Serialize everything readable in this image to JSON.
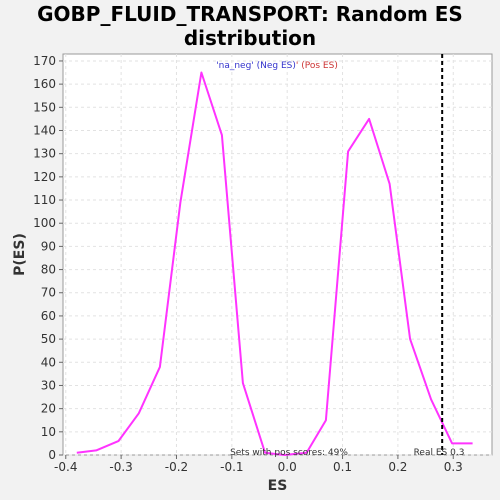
{
  "chart_data": {
    "type": "line",
    "title_line1": "GOBP_FLUID_TRANSPORT: Random ES",
    "title_line2": "distribution",
    "xlabel": "ES",
    "ylabel": "P(ES)",
    "xlim": [
      -0.405,
      0.37
    ],
    "ylim": [
      0,
      173
    ],
    "x_ticks": [
      -0.4,
      -0.3,
      -0.2,
      -0.1,
      0.0,
      0.1,
      0.2,
      0.3
    ],
    "x_tick_labels": [
      "-0.4",
      "-0.3",
      "-0.2",
      "-0.1",
      "0.0",
      "0.1",
      "0.2",
      "0.3"
    ],
    "y_ticks": [
      0,
      10,
      20,
      30,
      40,
      50,
      60,
      70,
      80,
      90,
      100,
      110,
      120,
      130,
      140,
      150,
      160,
      170
    ],
    "grid": true,
    "series": [
      {
        "color": "#ff33ff",
        "x": [
          -0.38,
          -0.345,
          -0.305,
          -0.268,
          -0.23,
          -0.193,
          -0.155,
          -0.118,
          -0.08,
          -0.04,
          -0.005,
          0.035,
          0.07,
          0.11,
          0.148,
          0.185,
          0.222,
          0.26,
          0.298,
          0.335
        ],
        "y": [
          1,
          2,
          6,
          18,
          38,
          109,
          165,
          138,
          31,
          1,
          0,
          1,
          15,
          131,
          145,
          117,
          50,
          24,
          5,
          5
        ]
      }
    ],
    "real_es": 0.28,
    "real_es_label": "Real ES 0.3",
    "pos_scores_label": "Sets with pos scores: 49%",
    "legend_neg": "'na_neg' (Neg ES)",
    "legend_sep": "'",
    "legend_pos": " (Pos ES)",
    "legend_neg_color": "#3333cc",
    "legend_pos_color": "#cc3333"
  }
}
_ _ _ _ _ _ _
# TO BE DONE:
Make an exact copy of the whole listing, but don't bring over any pictures.

# OUTPUT OF THE TASK:
Serialize everything readable in this image to JSON.
{
  "chart_data": {
    "type": "line",
    "title_line1": "GOBP_FLUID_TRANSPORT: Random ES",
    "title_line2": "distribution",
    "xlabel": "ES",
    "ylabel": "P(ES)",
    "xlim": [
      -0.405,
      0.37
    ],
    "ylim": [
      0,
      173
    ],
    "x_ticks": [
      -0.4,
      -0.3,
      -0.2,
      -0.1,
      0.0,
      0.1,
      0.2,
      0.3
    ],
    "x_tick_labels": [
      "-0.4",
      "-0.3",
      "-0.2",
      "-0.1",
      "0.0",
      "0.1",
      "0.2",
      "0.3"
    ],
    "y_ticks": [
      0,
      10,
      20,
      30,
      40,
      50,
      60,
      70,
      80,
      90,
      100,
      110,
      120,
      130,
      140,
      150,
      160,
      170
    ],
    "grid": true,
    "series": [
      {
        "color": "#ff33ff",
        "x": [
          -0.38,
          -0.345,
          -0.305,
          -0.268,
          -0.23,
          -0.193,
          -0.155,
          -0.118,
          -0.08,
          -0.04,
          -0.005,
          0.035,
          0.07,
          0.11,
          0.148,
          0.185,
          0.222,
          0.26,
          0.298,
          0.335
        ],
        "y": [
          1,
          2,
          6,
          18,
          38,
          109,
          165,
          138,
          31,
          1,
          0,
          1,
          15,
          131,
          145,
          117,
          50,
          24,
          5,
          5
        ]
      }
    ],
    "real_es": 0.28,
    "real_es_label": "Real ES 0.3",
    "pos_scores_label": "Sets with pos scores: 49%",
    "legend_neg": "'na_neg' (Neg ES)",
    "legend_sep": "'",
    "legend_pos": " (Pos ES)",
    "legend_neg_color": "#3333cc",
    "legend_pos_color": "#cc3333"
  }
}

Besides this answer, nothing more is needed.